Required work: Copy out the listing that follows, exactly, without its pictures.

[Dataset items]
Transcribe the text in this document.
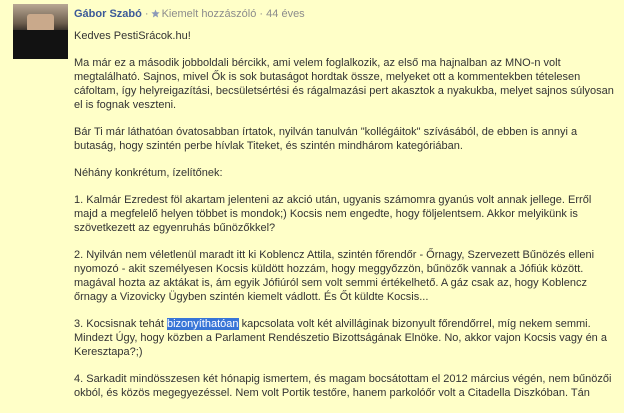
Gábor Szabó · Kiemelt hozzászóló · 44 éves

Kedves PestiSrácok.hu!

Ma már ez a második jobboldali bércikk, ami velem foglalkozik, az első ma hajnalban az MNO-n volt megtalálható. Sajnos, mivel Ők is sok butaságot hordtak össze, melyeket ott a kommentekben tételesen cáfoltam, így helyreigazítási, becsületsértési és rágalmazási pert akasztok a nyakukba, melyet sajnos súlyosan el is fognak veszteni.

Bár Ti már láthatóan óvatosabban írtatok, nyilván tanulván "kollégáitok" szívásából, de ebben is annyi a butaság, hogy szintén perbe hívlak Titeket, és szintén mindhárom kategóriában.

Néhány konkrétum, ízelítőnek:

1. Kalmár Ezredest föl akartam jelenteni az akció után, ugyanis számomra gyanús volt annak jellege. Erről majd a megfelelő helyen többet is mondok;) Kocsis nem engedte, hogy följelentsem. Akkor melyikünk is szövetkezett az egyenruhás bűnözőkkel?

2. Nyilván nem véletlenül maradt itt ki Koblencz Attila, szintén főrendőr - Őrnagy, Szervezett Bűnözés elleni nyomozó - akit személyesen Kocsis küldött hozzám, hogy meggyőzzön, bűnözők vannak a Jófiúk között. magával hozta az aktákat is, ám egyik Jófiúról sem volt semmi értékelhető. A gáz csak az, hogy Koblencz őrnagy a Vizovicky Ügyben szintén kiemelt vádlott. És Őt küldte Kocsis...

3. Kocsisnak tehát bizonyíthatóan kapcsolata volt két alvilláginak bizonyult főrendőrrel, míg nekem semmi. Mindezt Úgy, hogy közben a Parlament Rendészetio Bizottságának Elnöke. No, akkor vajon Kocsis vagy én a Keresztapa?;)

4. Sarkadit mindösszesen két hónapig ismertem, és magam bocsátottam el 2012 március végén, nem bűnözői okból, és közös megegyezéssel. Nem volt Portik testőre, hanem parkolóőr volt a Citadella Diszkóban. Tán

Output below:
Transcribe the text in this document.
Gábor Szabó · Kiemelt hozzászóló · 44 éves

Kedves PestiSrácok.hu!

Ma már ez a második jobboldali bércikk, ami velem foglalkozik, az első ma hajnalban az MNO-n volt megtalálható. Sajnos, mivel Ők is sok butaságot hordtak össze, melyeket ott a kommentekben tételesen cáfoltam, így helyreigazítási, becsületsértési és rágalmazási pert akasztok a nyakukba, melyet sajnos súlyosan el is fognak veszteni.

Bár Ti már láthatóan óvatosabban írtatok, nyilván tanulván "kollégáitok" szívásából, de ebben is annyi a butaság, hogy szintén perbe hívlak Titeket, és szintén mindhárom kategóriában.

Néhány konkrétum, ízelítőnek:

1. Kalmár Ezredest föl akartam jelenteni az akció után, ugyanis számomra gyanús volt annak jellege. Erről majd a megfelelő helyen többet is mondok;) Kocsis nem engedte, hogy följelentsem. Akkor melyikünk is szövetkezett az egyenruhás bűnözőkkel?

2. Nyilván nem véletlenül maradt itt ki Koblencz Attila, szintén főrendőr - Őrnagy, Szervezett Bűnözés elleni nyomozó - akit személyesen Kocsis küldött hozzám, hogy meggyőzzön, bűnözők vannak a Jófiúk között. magával hozta az aktákat is, ám egyik Jófiúról sem volt semmi értékelhető. A gáz csak az, hogy Koblencz őrnagy a Vizovicky Ügyben szintén kiemelt vádlott. És Őt küldte Kocsis...

3. Kocsisnak tehát bizonyíthatóan kapcsolata volt két alvilláginak bizonyult főrendőrrel, míg nekem semmi. Mindezt Úgy, hogy közben a Parlament Rendészetio Bizottságának Elnöke. No, akkor vajon Kocsis vagy én a Keresztapa?;)

4. Sarkadit mindösszesen két hónapig ismertem, és magam bocsátottam el 2012 március végén, nem bűnözői okból, és közös megegyezéssel. Nem volt Portik testőre, hanem parkolóőr volt a Citadella Diszkóban. Tán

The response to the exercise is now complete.